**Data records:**

++++++

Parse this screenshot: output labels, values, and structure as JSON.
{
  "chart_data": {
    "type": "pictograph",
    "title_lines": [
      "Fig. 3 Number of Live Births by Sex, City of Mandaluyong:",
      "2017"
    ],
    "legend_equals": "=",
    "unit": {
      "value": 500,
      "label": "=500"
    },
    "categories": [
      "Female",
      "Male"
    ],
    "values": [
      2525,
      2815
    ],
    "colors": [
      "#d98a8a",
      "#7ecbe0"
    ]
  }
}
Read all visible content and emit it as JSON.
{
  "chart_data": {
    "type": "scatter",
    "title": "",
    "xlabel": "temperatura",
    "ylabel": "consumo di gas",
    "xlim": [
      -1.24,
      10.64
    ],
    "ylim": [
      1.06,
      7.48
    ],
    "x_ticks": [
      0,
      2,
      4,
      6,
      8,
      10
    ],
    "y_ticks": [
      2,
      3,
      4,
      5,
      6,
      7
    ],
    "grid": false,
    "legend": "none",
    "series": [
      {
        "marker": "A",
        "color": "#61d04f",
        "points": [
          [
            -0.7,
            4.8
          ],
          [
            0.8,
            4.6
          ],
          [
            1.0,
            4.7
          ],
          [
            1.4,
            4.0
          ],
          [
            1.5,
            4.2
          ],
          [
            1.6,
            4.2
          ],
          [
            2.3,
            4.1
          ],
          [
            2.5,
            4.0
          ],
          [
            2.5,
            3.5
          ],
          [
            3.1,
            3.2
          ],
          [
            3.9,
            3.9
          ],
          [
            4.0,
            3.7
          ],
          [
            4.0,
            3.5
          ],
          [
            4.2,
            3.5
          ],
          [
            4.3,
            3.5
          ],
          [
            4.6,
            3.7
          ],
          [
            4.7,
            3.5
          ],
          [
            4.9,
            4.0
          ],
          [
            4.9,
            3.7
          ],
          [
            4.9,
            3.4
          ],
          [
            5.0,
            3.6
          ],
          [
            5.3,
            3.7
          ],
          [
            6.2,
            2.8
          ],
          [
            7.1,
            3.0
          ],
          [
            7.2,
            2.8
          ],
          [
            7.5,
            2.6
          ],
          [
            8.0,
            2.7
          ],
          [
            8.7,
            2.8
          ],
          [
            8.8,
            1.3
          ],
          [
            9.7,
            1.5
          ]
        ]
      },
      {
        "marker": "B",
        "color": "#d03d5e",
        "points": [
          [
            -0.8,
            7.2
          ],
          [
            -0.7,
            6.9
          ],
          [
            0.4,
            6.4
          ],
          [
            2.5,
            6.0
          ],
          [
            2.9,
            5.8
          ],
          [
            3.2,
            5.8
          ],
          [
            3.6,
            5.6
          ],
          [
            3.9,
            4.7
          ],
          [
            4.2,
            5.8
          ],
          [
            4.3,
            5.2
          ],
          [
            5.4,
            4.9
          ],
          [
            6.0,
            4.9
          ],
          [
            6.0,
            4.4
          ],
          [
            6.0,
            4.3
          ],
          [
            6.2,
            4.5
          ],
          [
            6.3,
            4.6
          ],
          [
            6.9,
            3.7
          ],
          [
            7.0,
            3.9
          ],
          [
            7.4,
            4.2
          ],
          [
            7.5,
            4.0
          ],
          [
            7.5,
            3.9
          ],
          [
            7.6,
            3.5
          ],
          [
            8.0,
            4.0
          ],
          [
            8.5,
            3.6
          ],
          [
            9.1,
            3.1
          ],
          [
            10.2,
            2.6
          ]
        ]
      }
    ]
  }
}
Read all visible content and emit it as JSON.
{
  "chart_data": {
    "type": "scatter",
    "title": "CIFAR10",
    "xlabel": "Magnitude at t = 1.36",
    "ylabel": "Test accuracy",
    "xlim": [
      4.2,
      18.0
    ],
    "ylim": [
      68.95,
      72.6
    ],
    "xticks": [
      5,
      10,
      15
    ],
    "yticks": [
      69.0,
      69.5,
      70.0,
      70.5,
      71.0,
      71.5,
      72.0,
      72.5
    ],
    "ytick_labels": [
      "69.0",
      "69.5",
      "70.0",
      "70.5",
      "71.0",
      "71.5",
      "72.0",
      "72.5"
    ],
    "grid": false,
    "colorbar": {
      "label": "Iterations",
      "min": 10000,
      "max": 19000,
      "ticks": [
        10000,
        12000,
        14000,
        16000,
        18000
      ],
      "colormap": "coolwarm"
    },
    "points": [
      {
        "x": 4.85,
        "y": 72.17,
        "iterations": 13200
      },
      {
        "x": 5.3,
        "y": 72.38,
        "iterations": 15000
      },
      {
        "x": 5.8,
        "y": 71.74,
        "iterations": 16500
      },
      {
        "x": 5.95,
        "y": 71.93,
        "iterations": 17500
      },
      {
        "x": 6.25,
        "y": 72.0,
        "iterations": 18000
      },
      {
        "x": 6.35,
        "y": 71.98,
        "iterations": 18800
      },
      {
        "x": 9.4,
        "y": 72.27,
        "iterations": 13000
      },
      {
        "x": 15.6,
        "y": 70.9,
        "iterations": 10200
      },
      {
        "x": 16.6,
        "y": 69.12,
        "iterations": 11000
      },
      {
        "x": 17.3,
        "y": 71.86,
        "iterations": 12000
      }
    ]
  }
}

++++++

Exact output of every entry is required.

Parse this screenshot: output labels, values, and structure as JSON.
{
  "chart_data": {
    "type": "pictograph",
    "title_lines": [
      "Fig. 3 Number of Live Births by Sex, City of Mandaluyong:",
      "2017"
    ],
    "legend_equals": "=",
    "unit": {
      "value": 500,
      "label": "=500"
    },
    "categories": [
      "Female",
      "Male"
    ],
    "values": [
      2525,
      2815
    ],
    "colors": [
      "#d98a8a",
      "#7ecbe0"
    ]
  }
}
Read all visible content and emit it as JSON.
{
  "chart_data": {
    "type": "scatter",
    "title": "",
    "xlabel": "temperatura",
    "ylabel": "consumo di gas",
    "xlim": [
      -1.24,
      10.64
    ],
    "ylim": [
      1.06,
      7.48
    ],
    "x_ticks": [
      0,
      2,
      4,
      6,
      8,
      10
    ],
    "y_ticks": [
      2,
      3,
      4,
      5,
      6,
      7
    ],
    "grid": false,
    "legend": "none",
    "series": [
      {
        "marker": "A",
        "color": "#61d04f",
        "points": [
          [
            -0.7,
            4.8
          ],
          [
            0.8,
            4.6
          ],
          [
            1.0,
            4.7
          ],
          [
            1.4,
            4.0
          ],
          [
            1.5,
            4.2
          ],
          [
            1.6,
            4.2
          ],
          [
            2.3,
            4.1
          ],
          [
            2.5,
            4.0
          ],
          [
            2.5,
            3.5
          ],
          [
            3.1,
            3.2
          ],
          [
            3.9,
            3.9
          ],
          [
            4.0,
            3.7
          ],
          [
            4.0,
            3.5
          ],
          [
            4.2,
            3.5
          ],
          [
            4.3,
            3.5
          ],
          [
            4.6,
            3.7
          ],
          [
            4.7,
            3.5
          ],
          [
            4.9,
            4.0
          ],
          [
            4.9,
            3.7
          ],
          [
            4.9,
            3.4
          ],
          [
            5.0,
            3.6
          ],
          [
            5.3,
            3.7
          ],
          [
            6.2,
            2.8
          ],
          [
            7.1,
            3.0
          ],
          [
            7.2,
            2.8
          ],
          [
            7.5,
            2.6
          ],
          [
            8.0,
            2.7
          ],
          [
            8.7,
            2.8
          ],
          [
            8.8,
            1.3
          ],
          [
            9.7,
            1.5
          ]
        ]
      },
      {
        "marker": "B",
        "color": "#d03d5e",
        "points": [
          [
            -0.8,
            7.2
          ],
          [
            -0.7,
            6.9
          ],
          [
            0.4,
            6.4
          ],
          [
            2.5,
            6.0
          ],
          [
            2.9,
            5.8
          ],
          [
            3.2,
            5.8
          ],
          [
            3.6,
            5.6
          ],
          [
            3.9,
            4.7
          ],
          [
            4.2,
            5.8
          ],
          [
            4.3,
            5.2
          ],
          [
            5.4,
            4.9
          ],
          [
            6.0,
            4.9
          ],
          [
            6.0,
            4.4
          ],
          [
            6.0,
            4.3
          ],
          [
            6.2,
            4.5
          ],
          [
            6.3,
            4.6
          ],
          [
            6.9,
            3.7
          ],
          [
            7.0,
            3.9
          ],
          [
            7.4,
            4.2
          ],
          [
            7.5,
            4.0
          ],
          [
            7.5,
            3.9
          ],
          [
            7.6,
            3.5
          ],
          [
            8.0,
            4.0
          ],
          [
            8.5,
            3.6
          ],
          [
            9.1,
            3.1
          ],
          [
            10.2,
            2.6
          ]
        ]
      }
    ]
  }
}
Read all visible content and emit it as JSON.
{
  "chart_data": {
    "type": "scatter",
    "title": "CIFAR10",
    "xlabel": "Magnitude at t = 1.36",
    "ylabel": "Test accuracy",
    "xlim": [
      4.2,
      18.0
    ],
    "ylim": [
      68.95,
      72.6
    ],
    "xticks": [
      5,
      10,
      15
    ],
    "yticks": [
      69.0,
      69.5,
      70.0,
      70.5,
      71.0,
      71.5,
      72.0,
      72.5
    ],
    "ytick_labels": [
      "69.0",
      "69.5",
      "70.0",
      "70.5",
      "71.0",
      "71.5",
      "72.0",
      "72.5"
    ],
    "grid": false,
    "colorbar": {
      "label": "Iterations",
      "min": 10000,
      "max": 19000,
      "ticks": [
        10000,
        12000,
        14000,
        16000,
        18000
      ],
      "colormap": "coolwarm"
    },
    "points": [
      {
        "x": 4.85,
        "y": 72.17,
        "iterations": 13200
      },
      {
        "x": 5.3,
        "y": 72.38,
        "iterations": 15000
      },
      {
        "x": 5.8,
        "y": 71.74,
        "iterations": 16500
      },
      {
        "x": 5.95,
        "y": 71.93,
        "iterations": 17500
      },
      {
        "x": 6.25,
        "y": 72.0,
        "iterations": 18000
      },
      {
        "x": 6.35,
        "y": 71.98,
        "iterations": 18800
      },
      {
        "x": 9.4,
        "y": 72.27,
        "iterations": 13000
      },
      {
        "x": 15.6,
        "y": 70.9,
        "iterations": 10200
      },
      {
        "x": 16.6,
        "y": 69.12,
        "iterations": 11000
      },
      {
        "x": 17.3,
        "y": 71.86,
        "iterations": 12000
      }
    ]
  }
}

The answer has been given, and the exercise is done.